EXERCISE REQUIREMENTS: Transcribe all of the data exactly. Omit the pictures.

····················

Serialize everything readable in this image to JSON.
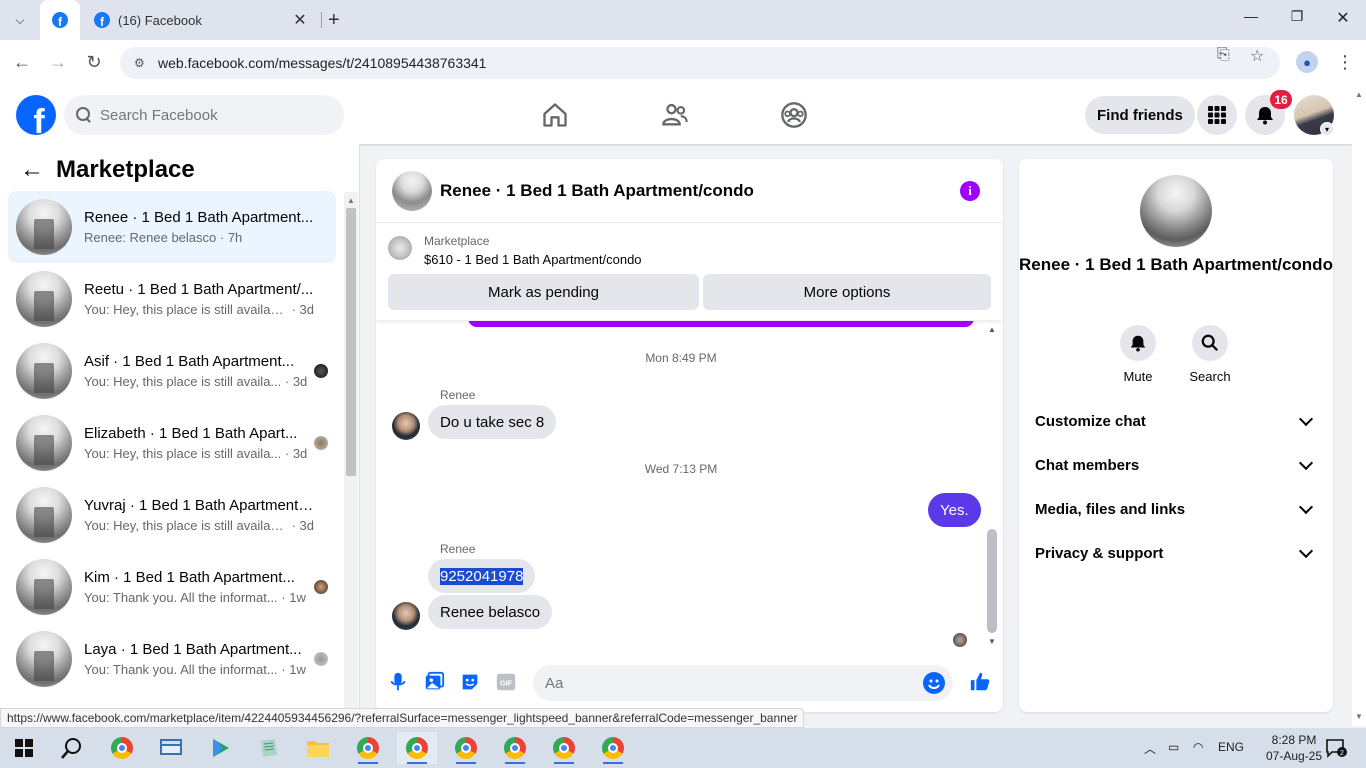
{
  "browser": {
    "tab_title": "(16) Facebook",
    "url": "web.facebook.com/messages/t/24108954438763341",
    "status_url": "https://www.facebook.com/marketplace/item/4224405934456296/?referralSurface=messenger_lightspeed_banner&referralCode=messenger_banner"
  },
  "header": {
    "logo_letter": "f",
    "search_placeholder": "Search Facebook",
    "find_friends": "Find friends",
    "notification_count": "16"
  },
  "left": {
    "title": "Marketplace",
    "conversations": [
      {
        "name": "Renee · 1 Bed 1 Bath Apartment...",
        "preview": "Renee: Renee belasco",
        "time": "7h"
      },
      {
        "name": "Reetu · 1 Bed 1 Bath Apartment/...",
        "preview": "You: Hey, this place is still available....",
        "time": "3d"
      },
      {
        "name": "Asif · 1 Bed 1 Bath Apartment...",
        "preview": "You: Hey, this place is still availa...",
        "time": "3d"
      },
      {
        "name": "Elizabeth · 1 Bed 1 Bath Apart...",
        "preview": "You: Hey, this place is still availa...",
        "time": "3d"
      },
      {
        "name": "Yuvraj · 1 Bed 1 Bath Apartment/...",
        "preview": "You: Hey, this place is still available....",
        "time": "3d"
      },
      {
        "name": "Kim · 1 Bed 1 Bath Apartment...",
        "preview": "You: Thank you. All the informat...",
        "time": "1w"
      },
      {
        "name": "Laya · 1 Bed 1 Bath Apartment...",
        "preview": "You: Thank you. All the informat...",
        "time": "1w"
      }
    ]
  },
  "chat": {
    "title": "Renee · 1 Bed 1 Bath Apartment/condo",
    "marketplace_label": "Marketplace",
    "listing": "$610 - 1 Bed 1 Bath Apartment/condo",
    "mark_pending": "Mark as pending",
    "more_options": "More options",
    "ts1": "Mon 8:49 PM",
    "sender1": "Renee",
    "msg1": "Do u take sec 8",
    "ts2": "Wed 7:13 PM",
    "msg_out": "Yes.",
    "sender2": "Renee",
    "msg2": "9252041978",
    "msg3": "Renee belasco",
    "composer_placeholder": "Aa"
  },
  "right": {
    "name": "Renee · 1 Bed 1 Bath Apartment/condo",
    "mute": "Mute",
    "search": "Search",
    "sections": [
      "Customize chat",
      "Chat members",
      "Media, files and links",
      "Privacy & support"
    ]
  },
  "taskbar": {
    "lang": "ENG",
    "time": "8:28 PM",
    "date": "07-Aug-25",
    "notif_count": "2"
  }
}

····················

WRITTEN RESPONSE:
Serialize everything readable in this image to JSON.
{
  "browser": {
    "tab_title": "(16) Facebook",
    "url": "web.facebook.com/messages/t/24108954438763341",
    "status_url": "https://www.facebook.com/marketplace/item/4224405934456296/?referralSurface=messenger_lightspeed_banner&referralCode=messenger_banner"
  },
  "header": {
    "logo_letter": "f",
    "search_placeholder": "Search Facebook",
    "find_friends": "Find friends",
    "notification_count": "16"
  },
  "left": {
    "title": "Marketplace",
    "conversations": [
      {
        "name": "Renee · 1 Bed 1 Bath Apartment...",
        "preview": "Renee: Renee belasco",
        "time": "7h"
      },
      {
        "name": "Reetu · 1 Bed 1 Bath Apartment/...",
        "preview": "You: Hey, this place is still available....",
        "time": "3d"
      },
      {
        "name": "Asif · 1 Bed 1 Bath Apartment...",
        "preview": "You: Hey, this place is still availa...",
        "time": "3d"
      },
      {
        "name": "Elizabeth · 1 Bed 1 Bath Apart...",
        "preview": "You: Hey, this place is still availa...",
        "time": "3d"
      },
      {
        "name": "Yuvraj · 1 Bed 1 Bath Apartment/...",
        "preview": "You: Hey, this place is still available....",
        "time": "3d"
      },
      {
        "name": "Kim · 1 Bed 1 Bath Apartment...",
        "preview": "You: Thank you. All the informat...",
        "time": "1w"
      },
      {
        "name": "Laya · 1 Bed 1 Bath Apartment...",
        "preview": "You: Thank you. All the informat...",
        "time": "1w"
      }
    ]
  },
  "chat": {
    "title": "Renee · 1 Bed 1 Bath Apartment/condo",
    "marketplace_label": "Marketplace",
    "listing": "$610 - 1 Bed 1 Bath Apartment/condo",
    "mark_pending": "Mark as pending",
    "more_options": "More options",
    "ts1": "Mon 8:49 PM",
    "sender1": "Renee",
    "msg1": "Do u take sec 8",
    "ts2": "Wed 7:13 PM",
    "msg_out": "Yes.",
    "sender2": "Renee",
    "msg2": "9252041978",
    "msg3": "Renee belasco",
    "composer_placeholder": "Aa"
  },
  "right": {
    "name": "Renee · 1 Bed 1 Bath Apartment/condo",
    "mute": "Mute",
    "search": "Search",
    "sections": [
      "Customize chat",
      "Chat members",
      "Media, files and links",
      "Privacy & support"
    ]
  },
  "taskbar": {
    "lang": "ENG",
    "time": "8:28 PM",
    "date": "07-Aug-25",
    "notif_count": "2"
  }
}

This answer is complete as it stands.